__EXERCISE BRIEF__: Make an exact copy of the records, with the pictures left out.

__RECORDS FOR THE TASK__:
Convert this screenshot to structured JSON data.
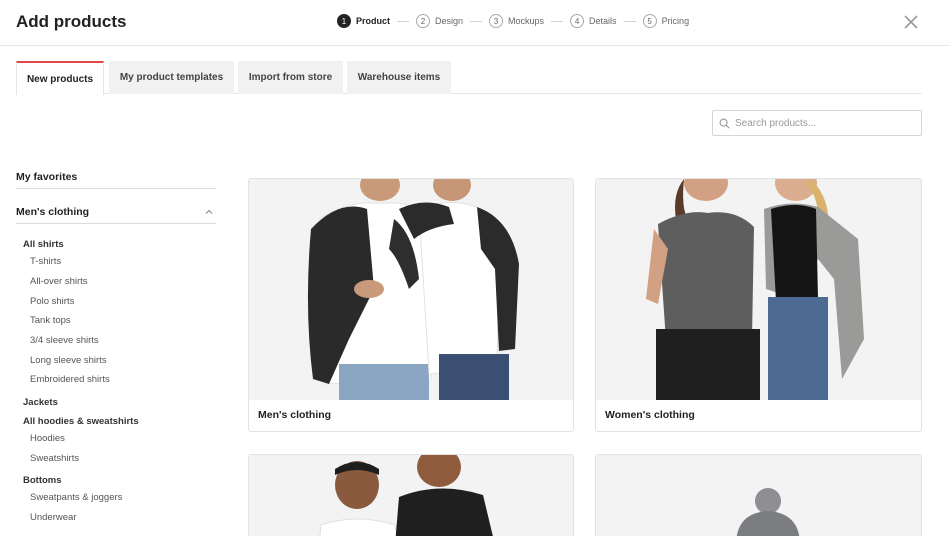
{
  "header": {
    "title": "Add products",
    "steps": [
      {
        "num": "1",
        "label": "Product"
      },
      {
        "num": "2",
        "label": "Design"
      },
      {
        "num": "3",
        "label": "Mockups"
      },
      {
        "num": "4",
        "label": "Details"
      },
      {
        "num": "5",
        "label": "Pricing"
      }
    ],
    "active_step": 1
  },
  "tabs": [
    {
      "label": "New products"
    },
    {
      "label": "My product templates"
    },
    {
      "label": "Import from store"
    },
    {
      "label": "Warehouse items"
    }
  ],
  "search": {
    "placeholder": "Search products..."
  },
  "sidebar": {
    "favorites": "My favorites",
    "category": "Men's clothing",
    "items": [
      {
        "label": "All shirts",
        "group": true
      },
      {
        "label": "T-shirts"
      },
      {
        "label": "All-over shirts"
      },
      {
        "label": "Polo shirts"
      },
      {
        "label": "Tank tops"
      },
      {
        "label": "3/4 sleeve shirts"
      },
      {
        "label": "Long sleeve shirts"
      },
      {
        "label": "Embroidered shirts"
      },
      {
        "label": "Jackets",
        "group": true
      },
      {
        "label": "All hoodies & sweatshirts",
        "group": true
      },
      {
        "label": "Hoodies"
      },
      {
        "label": "Sweatshirts"
      },
      {
        "label": "Bottoms",
        "group": true
      },
      {
        "label": "Sweatpants & joggers"
      },
      {
        "label": "Underwear"
      }
    ]
  },
  "cards": [
    {
      "label": "Men's clothing"
    },
    {
      "label": "Women's clothing"
    },
    {
      "label": ""
    },
    {
      "label": ""
    }
  ],
  "colors": {
    "accent": "#e04848",
    "text": "#222222",
    "muted": "#555555",
    "border": "#e3e3e3"
  }
}
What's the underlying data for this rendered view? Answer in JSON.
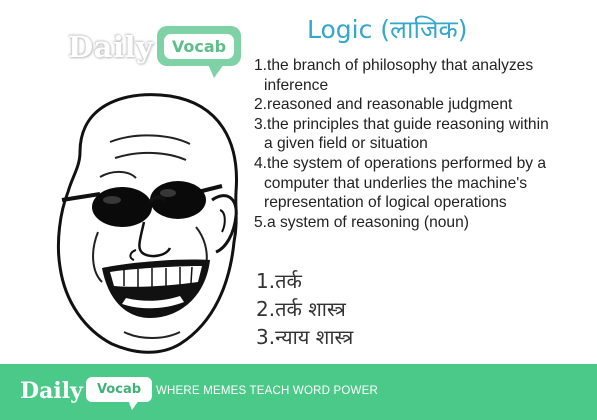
{
  "brand": {
    "daily": "Daily",
    "vocab": "Vocab"
  },
  "word": {
    "title": "Logic (लाजिक)"
  },
  "definitions": [
    "1.the branch of philosophy that analyzes",
    "inference",
    "2.reasoned and reasonable judgment",
    "3.the principles that guide reasoning within",
    "a given field or situation",
    "4.the system of operations performed by a",
    "computer that underlies the machine's",
    "representation of logical operations",
    "5.a system of reasoning (noun)"
  ],
  "hindi_meanings": [
    "1.तर्क",
    "2.तर्क शास्त्र",
    "3.न्याय शास्त्र"
  ],
  "footer": {
    "daily": "Daily",
    "vocab": "Vocab",
    "tagline": "WHERE MEMES TEACH WORD POWER"
  },
  "colors": {
    "accent": "#4bc989",
    "title": "#35a6cc"
  },
  "illustration": "bald-man-sunglasses-grin-meme"
}
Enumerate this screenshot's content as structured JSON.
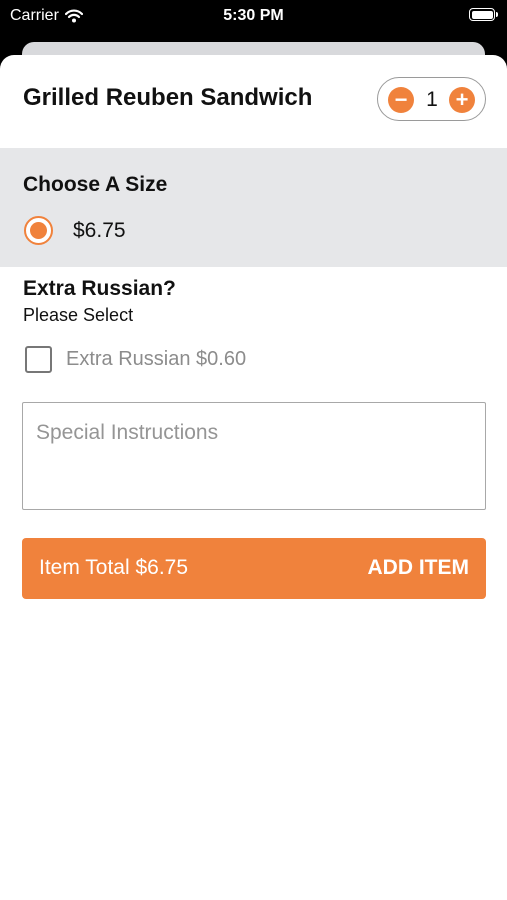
{
  "status_bar": {
    "carrier": "Carrier",
    "time": "5:30 PM"
  },
  "item": {
    "title": "Grilled Reuben Sandwich",
    "quantity": "1",
    "minus_glyph": "−",
    "plus_glyph": "+"
  },
  "size_section": {
    "heading": "Choose A Size",
    "options": [
      {
        "price": "$6.75",
        "selected": true
      }
    ]
  },
  "extras": {
    "heading": "Extra Russian?",
    "subheading": "Please Select",
    "option_label": "Extra Russian $0.60",
    "checked": false
  },
  "instructions": {
    "placeholder": "Special Instructions",
    "value": ""
  },
  "footer": {
    "total_text": "Item Total $6.75",
    "add_label": "ADD ITEM"
  },
  "colors": {
    "accent": "#f0823c",
    "section_bg": "#e6e7e9"
  }
}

__COMPLETED TASK__:
Convert this screenshot to structured JSON data.
{
  "header": {
    "title": "Add products",
    "steps": [
      {
        "num": "1",
        "label": "Product"
      },
      {
        "num": "2",
        "label": "Design"
      },
      {
        "num": "3",
        "label": "Mockups"
      },
      {
        "num": "4",
        "label": "Details"
      },
      {
        "num": "5",
        "label": "Pricing"
      }
    ],
    "active_step": 1
  },
  "tabs": [
    {
      "label": "New products"
    },
    {
      "label": "My product templates"
    },
    {
      "label": "Import from store"
    },
    {
      "label": "Warehouse items"
    }
  ],
  "search": {
    "placeholder": "Search products..."
  },
  "sidebar": {
    "favorites": "My favorites",
    "category": "Men's clothing",
    "items": [
      {
        "label": "All shirts",
        "group": true
      },
      {
        "label": "T-shirts"
      },
      {
        "label": "All-over shirts"
      },
      {
        "label": "Polo shirts"
      },
      {
        "label": "Tank tops"
      },
      {
        "label": "3/4 sleeve shirts"
      },
      {
        "label": "Long sleeve shirts"
      },
      {
        "label": "Embroidered shirts"
      },
      {
        "label": "Jackets",
        "group": true
      },
      {
        "label": "All hoodies & sweatshirts",
        "group": true
      },
      {
        "label": "Hoodies"
      },
      {
        "label": "Sweatshirts"
      },
      {
        "label": "Bottoms",
        "group": true
      },
      {
        "label": "Sweatpants & joggers"
      },
      {
        "label": "Underwear"
      }
    ]
  },
  "cards": [
    {
      "label": "Men's clothing"
    },
    {
      "label": "Women's clothing"
    },
    {
      "label": ""
    },
    {
      "label": ""
    }
  ],
  "colors": {
    "accent": "#e04848",
    "text": "#222222",
    "muted": "#555555",
    "border": "#e3e3e3"
  }
}
What's the underlying data for this rendered view? Answer in JSON.
{
  "brand": {
    "daily": "Daily",
    "vocab": "Vocab"
  },
  "word": {
    "title": "Logic (लाजिक)"
  },
  "definitions": [
    "1.the branch of philosophy that analyzes",
    "inference",
    "2.reasoned and reasonable judgment",
    "3.the principles that guide reasoning within",
    "a given field or situation",
    "4.the system of operations performed by a",
    "computer that underlies the machine's",
    "representation of logical operations",
    "5.a system of reasoning (noun)"
  ],
  "hindi_meanings": [
    "1.तर्क",
    "2.तर्क शास्त्र",
    "3.न्याय शास्त्र"
  ],
  "footer": {
    "daily": "Daily",
    "vocab": "Vocab",
    "tagline": "WHERE MEMES TEACH WORD POWER"
  },
  "colors": {
    "accent": "#4bc989",
    "title": "#35a6cc"
  },
  "illustration": "bald-man-sunglasses-grin-meme"
}
Enumerate this screenshot's content as structured JSON.
{
  "status_bar": {
    "carrier": "Carrier",
    "time": "5:30 PM"
  },
  "item": {
    "title": "Grilled Reuben Sandwich",
    "quantity": "1",
    "minus_glyph": "−",
    "plus_glyph": "+"
  },
  "size_section": {
    "heading": "Choose A Size",
    "options": [
      {
        "price": "$6.75",
        "selected": true
      }
    ]
  },
  "extras": {
    "heading": "Extra Russian?",
    "subheading": "Please Select",
    "option_label": "Extra Russian $0.60",
    "checked": false
  },
  "instructions": {
    "placeholder": "Special Instructions",
    "value": ""
  },
  "footer": {
    "total_text": "Item Total $6.75",
    "add_label": "ADD ITEM"
  },
  "colors": {
    "accent": "#f0823c",
    "section_bg": "#e6e7e9"
  }
}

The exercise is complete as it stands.